WHAT THE TASK ASKS
Copy all lines of the listing that include the string "JSON".

RECORD EXCERPTS
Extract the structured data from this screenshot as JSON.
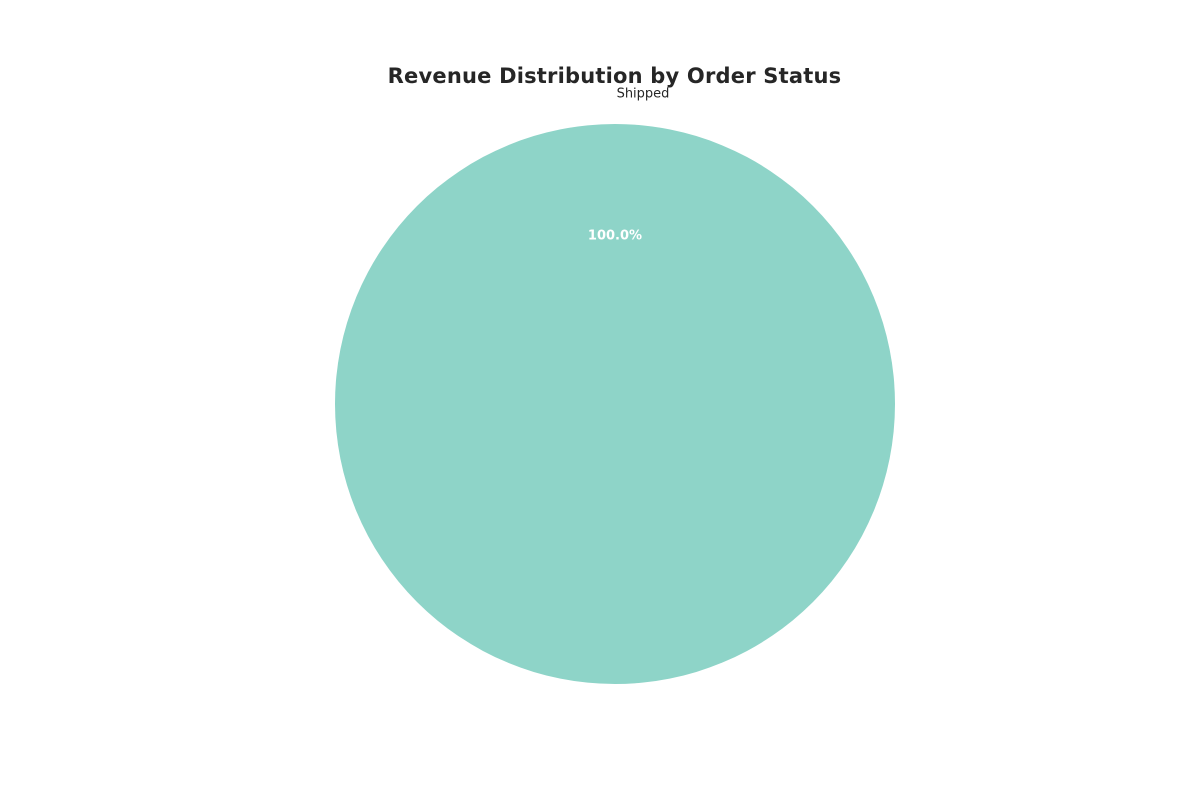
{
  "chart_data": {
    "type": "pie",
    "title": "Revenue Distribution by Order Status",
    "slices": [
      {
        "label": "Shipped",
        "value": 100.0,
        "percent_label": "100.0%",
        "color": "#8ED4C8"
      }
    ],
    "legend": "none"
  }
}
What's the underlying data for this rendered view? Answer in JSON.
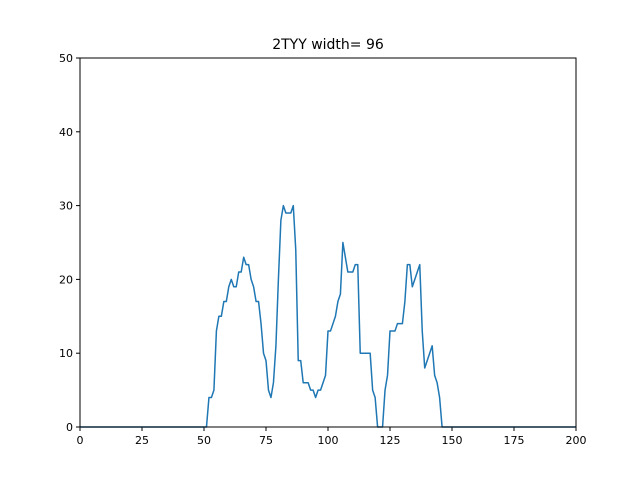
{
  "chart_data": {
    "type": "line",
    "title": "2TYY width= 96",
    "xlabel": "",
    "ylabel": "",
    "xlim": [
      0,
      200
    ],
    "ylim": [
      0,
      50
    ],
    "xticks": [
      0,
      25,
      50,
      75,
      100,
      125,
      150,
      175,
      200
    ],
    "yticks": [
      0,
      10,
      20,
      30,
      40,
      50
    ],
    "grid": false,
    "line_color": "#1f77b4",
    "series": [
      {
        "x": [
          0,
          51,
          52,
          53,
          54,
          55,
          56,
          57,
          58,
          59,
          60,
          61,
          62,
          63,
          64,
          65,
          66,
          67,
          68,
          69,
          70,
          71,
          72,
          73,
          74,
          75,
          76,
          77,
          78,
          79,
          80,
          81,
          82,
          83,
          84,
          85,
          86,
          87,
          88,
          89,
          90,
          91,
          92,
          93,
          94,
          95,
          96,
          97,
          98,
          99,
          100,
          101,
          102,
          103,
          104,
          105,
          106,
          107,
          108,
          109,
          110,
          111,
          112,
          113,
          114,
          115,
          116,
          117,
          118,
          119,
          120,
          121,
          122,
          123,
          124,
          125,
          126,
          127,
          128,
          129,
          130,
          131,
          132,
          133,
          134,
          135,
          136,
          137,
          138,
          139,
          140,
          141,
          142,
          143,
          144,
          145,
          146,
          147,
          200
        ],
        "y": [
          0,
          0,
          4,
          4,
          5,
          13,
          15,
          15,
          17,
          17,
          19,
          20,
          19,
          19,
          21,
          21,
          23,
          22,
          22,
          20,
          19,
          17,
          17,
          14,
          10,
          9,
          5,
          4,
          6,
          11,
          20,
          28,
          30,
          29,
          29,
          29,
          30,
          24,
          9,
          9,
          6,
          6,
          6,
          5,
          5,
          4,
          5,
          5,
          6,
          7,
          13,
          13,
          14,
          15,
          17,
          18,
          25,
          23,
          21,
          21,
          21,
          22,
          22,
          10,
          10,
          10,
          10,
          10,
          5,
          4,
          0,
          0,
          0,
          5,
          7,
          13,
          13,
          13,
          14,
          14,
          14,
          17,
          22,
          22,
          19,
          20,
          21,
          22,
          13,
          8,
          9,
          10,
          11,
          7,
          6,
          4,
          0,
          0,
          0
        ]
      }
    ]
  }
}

COMPLETE OUTPUT
Extract the structured data from this screenshot as JSON.
What's the underlying data for this rendered view? Answer in JSON.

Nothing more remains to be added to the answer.